⟨

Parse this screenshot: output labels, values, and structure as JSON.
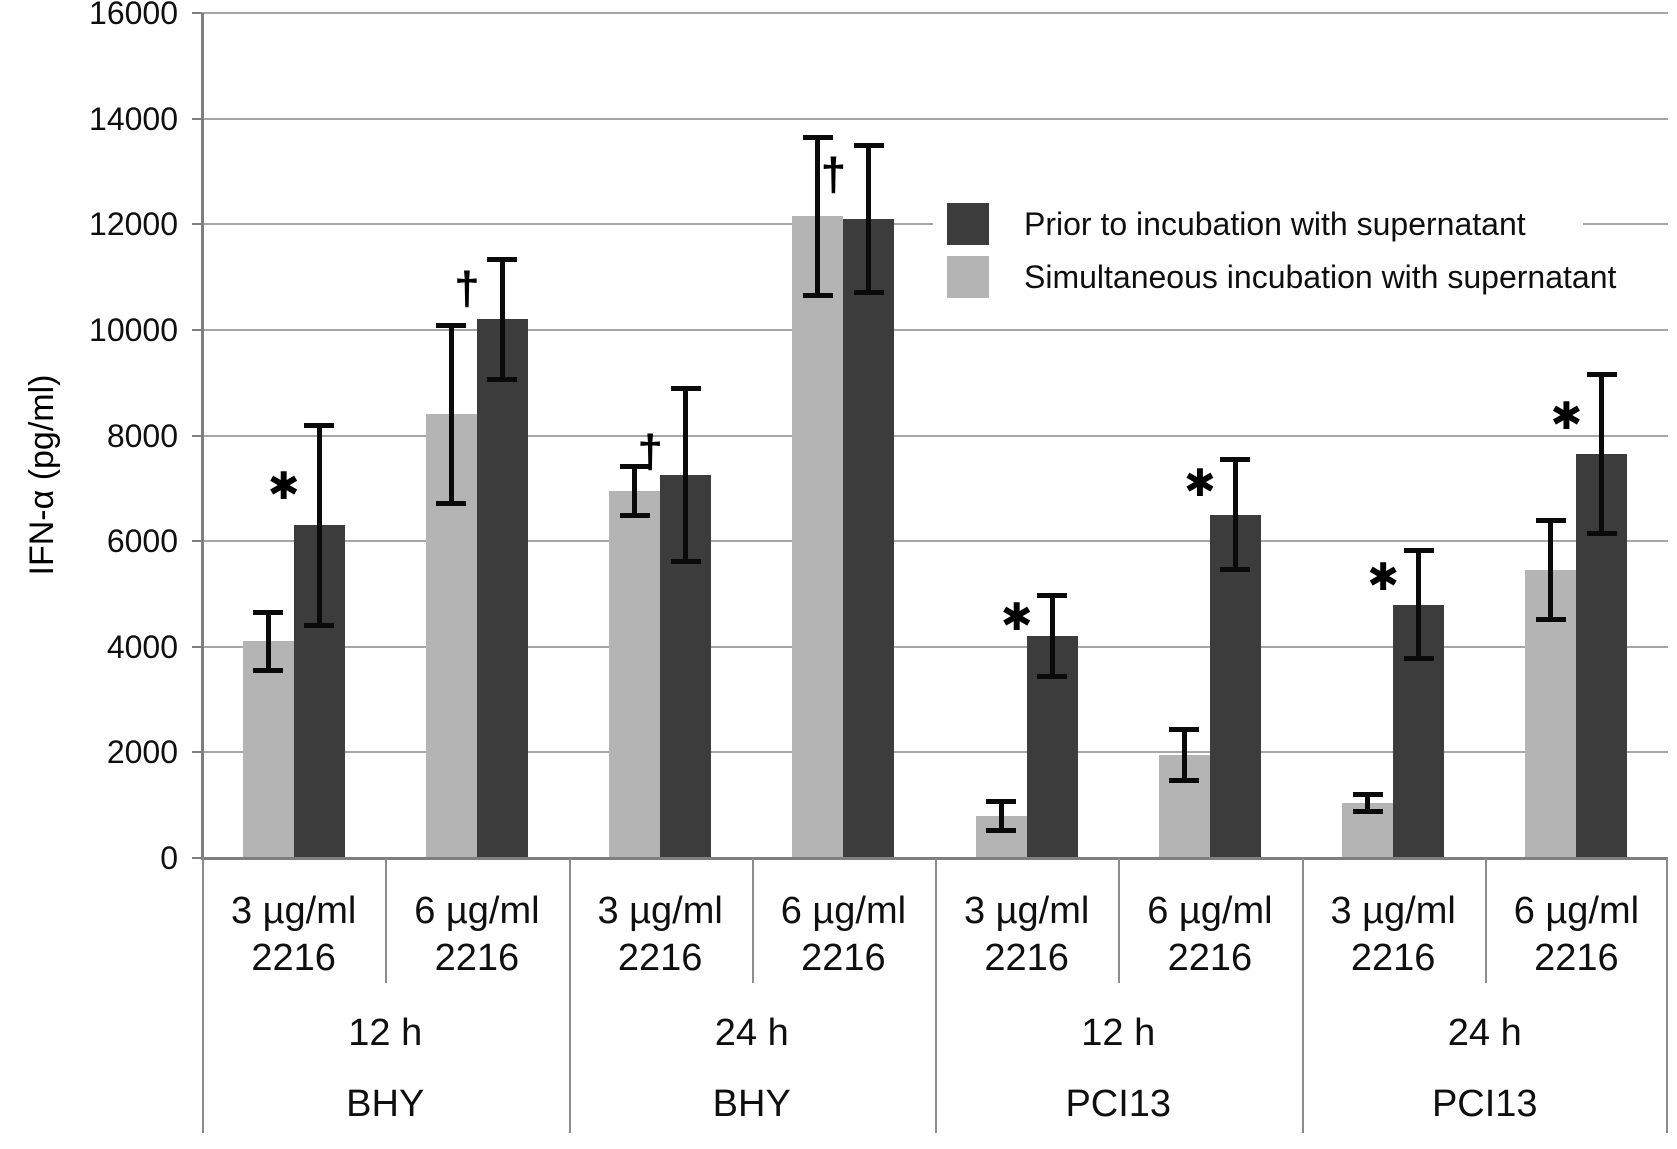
{
  "chart_data": {
    "type": "bar",
    "title": "",
    "ylabel": "IFN-α (pg/ml)",
    "ylim": [
      0,
      16000
    ],
    "y_ticks": [
      0,
      2000,
      4000,
      6000,
      8000,
      10000,
      12000,
      14000,
      16000
    ],
    "grid": true,
    "legend": {
      "position": "upper-right-inside",
      "entries": [
        {
          "label": "Prior to incubation with supernatant",
          "color": "#3c3c3c"
        },
        {
          "label": "Simultaneous incubation with supernatant",
          "color": "#b4b4b4"
        }
      ]
    },
    "series": [
      {
        "name": "Simultaneous incubation with supernatant",
        "color": "#b4b4b4",
        "values": [
          4100,
          8400,
          6950,
          12150,
          800,
          1950,
          1050,
          5450
        ],
        "errors": [
          550,
          1700,
          480,
          1500,
          280,
          500,
          170,
          950
        ]
      },
      {
        "name": "Prior to incubation with supernatant",
        "color": "#3c3c3c",
        "values": [
          6300,
          10200,
          7250,
          12100,
          4200,
          6500,
          4800,
          7650
        ],
        "errors": [
          1900,
          1150,
          1650,
          1400,
          780,
          1050,
          1030,
          1520
        ]
      }
    ],
    "groups": [
      {
        "time": "12 h",
        "cell_line": "BHY",
        "cells": [
          {
            "dose": "3 µg/ml",
            "odn": "2216",
            "simultaneous": 4100,
            "simultaneous_err": 550,
            "prior": 6300,
            "prior_err": 1900,
            "sig": "*",
            "sig_y": 7050
          },
          {
            "dose": "6 µg/ml",
            "odn": "2216",
            "simultaneous": 8400,
            "simultaneous_err": 1700,
            "prior": 10200,
            "prior_err": 1150,
            "sig": "†",
            "sig_y": 10800
          }
        ]
      },
      {
        "time": "24 h",
        "cell_line": "BHY",
        "cells": [
          {
            "dose": "3 µg/ml",
            "odn": "2216",
            "simultaneous": 6950,
            "simultaneous_err": 480,
            "prior": 7250,
            "prior_err": 1650,
            "sig": "†",
            "sig_y": 7700
          },
          {
            "dose": "6 µg/ml",
            "odn": "2216",
            "simultaneous": 12150,
            "simultaneous_err": 1500,
            "prior": 12100,
            "prior_err": 1400,
            "sig": "†",
            "sig_y": 12950
          }
        ]
      },
      {
        "time": "12 h",
        "cell_line": "PCI13",
        "cells": [
          {
            "dose": "3 µg/ml",
            "odn": "2216",
            "simultaneous": 800,
            "simultaneous_err": 280,
            "prior": 4200,
            "prior_err": 780,
            "sig": "*",
            "sig_y": 4570
          },
          {
            "dose": "6 µg/ml",
            "odn": "2216",
            "simultaneous": 1950,
            "simultaneous_err": 500,
            "prior": 6500,
            "prior_err": 1050,
            "sig": "*",
            "sig_y": 7100
          }
        ]
      },
      {
        "time": "24 h",
        "cell_line": "PCI13",
        "cells": [
          {
            "dose": "3 µg/ml",
            "odn": "2216",
            "simultaneous": 1050,
            "simultaneous_err": 170,
            "prior": 4800,
            "prior_err": 1030,
            "sig": "*",
            "sig_y": 5330
          },
          {
            "dose": "6 µg/ml",
            "odn": "2216",
            "simultaneous": 5450,
            "simultaneous_err": 950,
            "prior": 7650,
            "prior_err": 1520,
            "sig": "*",
            "sig_y": 8360
          }
        ]
      }
    ],
    "colors": {
      "prior": "#3c3c3c",
      "simultaneous": "#b4b4b4",
      "gridline": "#a6a6a6",
      "axis": "#7f7f7f",
      "table_line": "#8c8c8c",
      "error_bar": "#0a0a0a",
      "text": "#0f0f0f"
    }
  }
}
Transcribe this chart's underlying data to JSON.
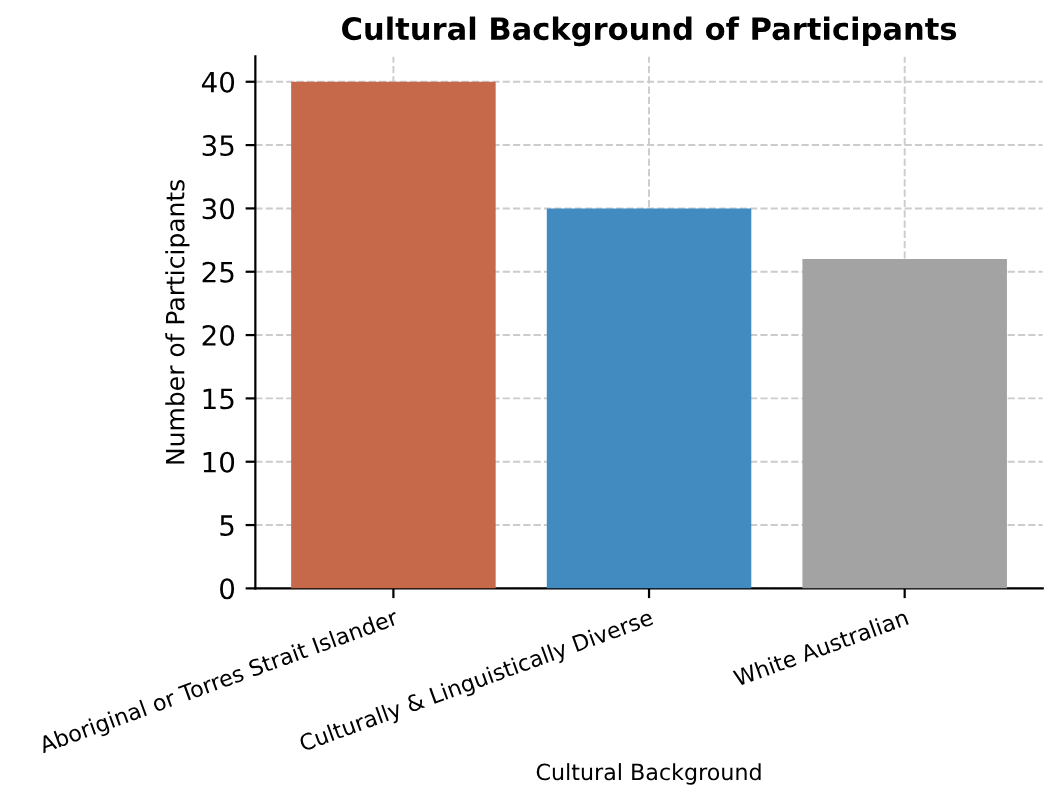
{
  "chart_data": {
    "type": "bar",
    "title": "Cultural Background of Participants",
    "xlabel": "Cultural Background",
    "ylabel": "Number of Participants",
    "categories": [
      "Aboriginal or Torres Strait Islander",
      "Culturally & Linguistically Diverse",
      "White Australian"
    ],
    "values": [
      40,
      30,
      26
    ],
    "colors": [
      "#c5694a",
      "#428bc1",
      "#a3a3a3"
    ],
    "ylim": [
      0,
      42
    ],
    "yticks": [
      0,
      5,
      10,
      15,
      20,
      25,
      30,
      35,
      40
    ],
    "grid": true
  }
}
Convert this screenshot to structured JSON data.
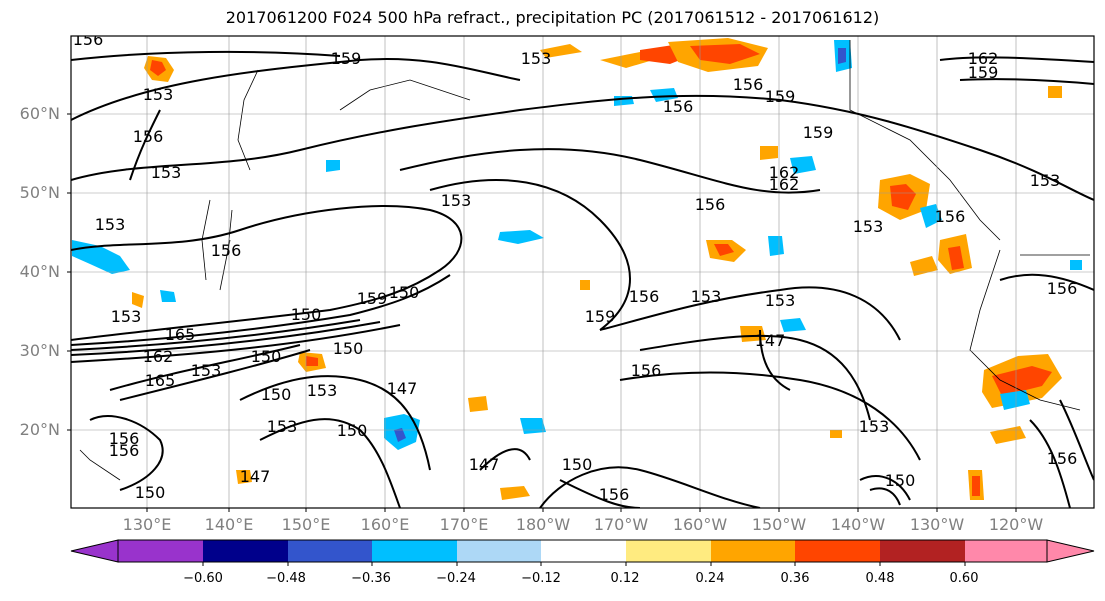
{
  "title": "2017061200 F024 500 hPa refract., precipitation PC (2017061512 - 2017061612)",
  "lat_labels": [
    "60°N",
    "50°N",
    "40°N",
    "30°N",
    "20°N"
  ],
  "lon_labels": [
    "130°E",
    "140°E",
    "150°E",
    "160°E",
    "170°E",
    "180°W",
    "170°W",
    "160°W",
    "150°W",
    "140°W",
    "130°W",
    "120°W"
  ],
  "contour_labels": [
    "156",
    "159",
    "153",
    "153",
    "162",
    "159",
    "156",
    "156",
    "159",
    "159",
    "156",
    "153",
    "153",
    "156",
    "153",
    "156",
    "153",
    "153",
    "156",
    "162",
    "156",
    "153",
    "153",
    "150",
    "159",
    "150",
    "153",
    "165",
    "162",
    "165",
    "153",
    "150",
    "150",
    "150",
    "156",
    "153",
    "159",
    "156",
    "147",
    "147",
    "150",
    "153",
    "156",
    "156",
    "153",
    "147",
    "147",
    "150",
    "156",
    "150",
    "150",
    "162",
    "156"
  ],
  "colorbar": {
    "ticks": [
      "−0.60",
      "−0.48",
      "−0.36",
      "−0.24",
      "−0.12",
      "0.12",
      "0.24",
      "0.36",
      "0.48",
      "0.60"
    ],
    "colors": [
      "#9933cc",
      "#00008b",
      "#3355cc",
      "#00bfff",
      "#add8f6",
      "#ffffff",
      "#ffeb80",
      "#ffa500",
      "#ff4500",
      "#b22222",
      "#ff88aa"
    ]
  }
}
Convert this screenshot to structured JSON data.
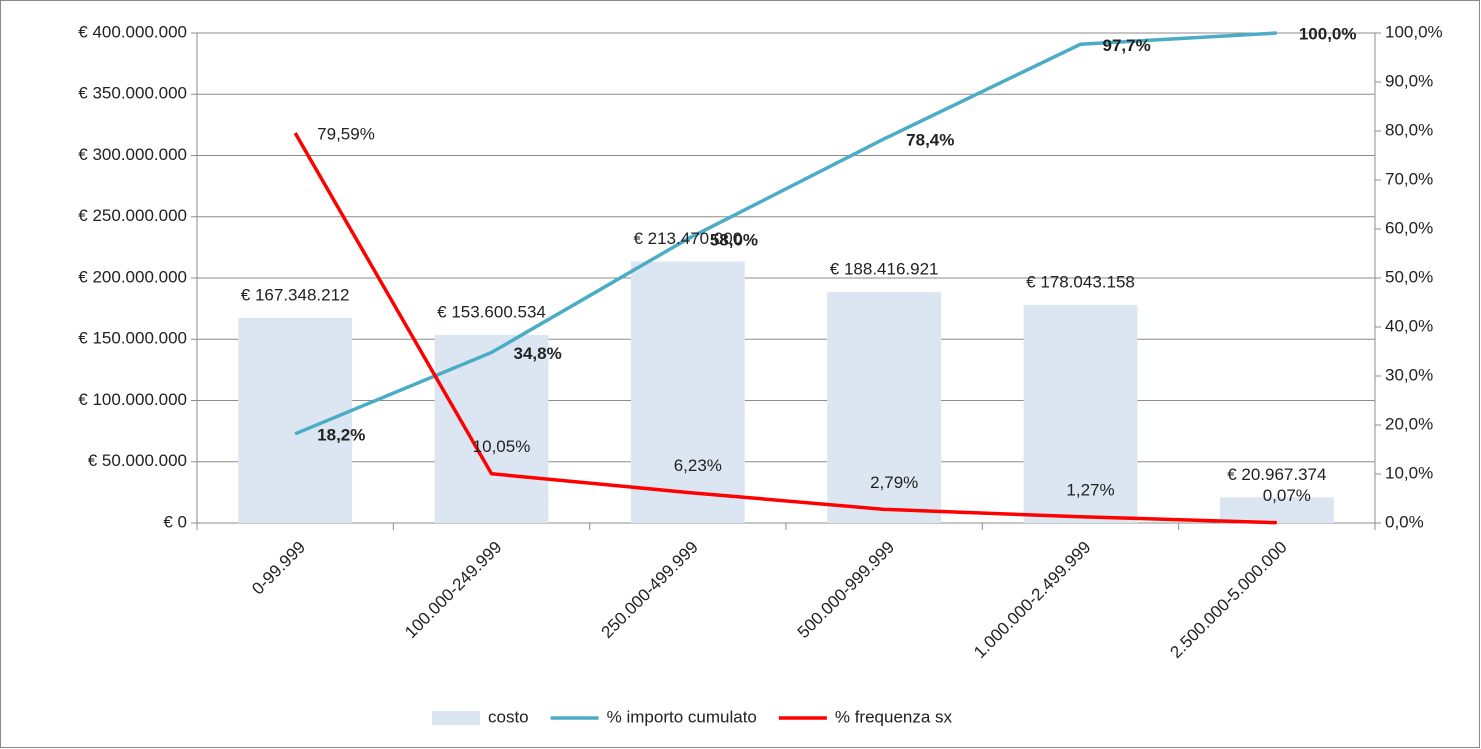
{
  "chart_data": {
    "type": "bar",
    "categories": [
      "0-99.999",
      "100.000-249.999",
      "250.000-499.999",
      "500.000-999.999",
      "1.000.000-2.499.999",
      "2.500.000-5.000.000"
    ],
    "series": [
      {
        "name": "costo",
        "type": "bar",
        "color": "#dce6f2",
        "values": [
          167348212,
          153600534,
          213470000,
          188416921,
          178043158,
          20967374
        ],
        "value_labels": [
          "€ 167.348.212",
          "€ 153.600.534",
          "€ 213.470.000",
          "€ 188.416.921",
          "€ 178.043.158",
          "€ 20.967.374"
        ]
      },
      {
        "name": "% importo cumulato",
        "type": "line",
        "axis": "y2",
        "color": "#4bacc6",
        "values": [
          18.2,
          34.8,
          58.0,
          78.4,
          97.7,
          100.0
        ],
        "value_labels": [
          "18,2%",
          "34,8%",
          "58,0%",
          "78,4%",
          "97,7%",
          "100,0%"
        ]
      },
      {
        "name": "% frequenza sx",
        "type": "line",
        "axis": "y2",
        "color": "#ff0000",
        "values": [
          79.59,
          10.05,
          6.23,
          2.79,
          1.27,
          0.07
        ],
        "value_labels": [
          "79,59%",
          "10,05%",
          "6,23%",
          "2,79%",
          "1,27%",
          "0,07%"
        ]
      }
    ],
    "ylim": [
      0,
      400000000
    ],
    "yticks": [
      {
        "value": 0,
        "label": "€ 0"
      },
      {
        "value": 50000000,
        "label": "€ 50.000.000"
      },
      {
        "value": 100000000,
        "label": "€ 100.000.000"
      },
      {
        "value": 150000000,
        "label": "€ 150.000.000"
      },
      {
        "value": 200000000,
        "label": "€ 200.000.000"
      },
      {
        "value": 250000000,
        "label": "€ 250.000.000"
      },
      {
        "value": 300000000,
        "label": "€ 300.000.000"
      },
      {
        "value": 350000000,
        "label": "€ 350.000.000"
      },
      {
        "value": 400000000,
        "label": "€ 400.000.000"
      }
    ],
    "y2lim": [
      0,
      100
    ],
    "y2ticks": [
      {
        "value": 0,
        "label": "0,0%"
      },
      {
        "value": 10,
        "label": "10,0%"
      },
      {
        "value": 20,
        "label": "20,0%"
      },
      {
        "value": 30,
        "label": "30,0%"
      },
      {
        "value": 40,
        "label": "40,0%"
      },
      {
        "value": 50,
        "label": "50,0%"
      },
      {
        "value": 60,
        "label": "60,0%"
      },
      {
        "value": 70,
        "label": "70,0%"
      },
      {
        "value": 80,
        "label": "80,0%"
      },
      {
        "value": 90,
        "label": "90,0%"
      },
      {
        "value": 100,
        "label": "100,0%"
      }
    ],
    "grid": true,
    "legend": "bottom"
  }
}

⟩

◆ **TASK PROMPT**
From the entries above, copy out every line where the string "Background" appears.

◆ **CORRECT ANSWER**
    "title": "Cultural Background of Participants",
    "xlabel": "Cultural Background",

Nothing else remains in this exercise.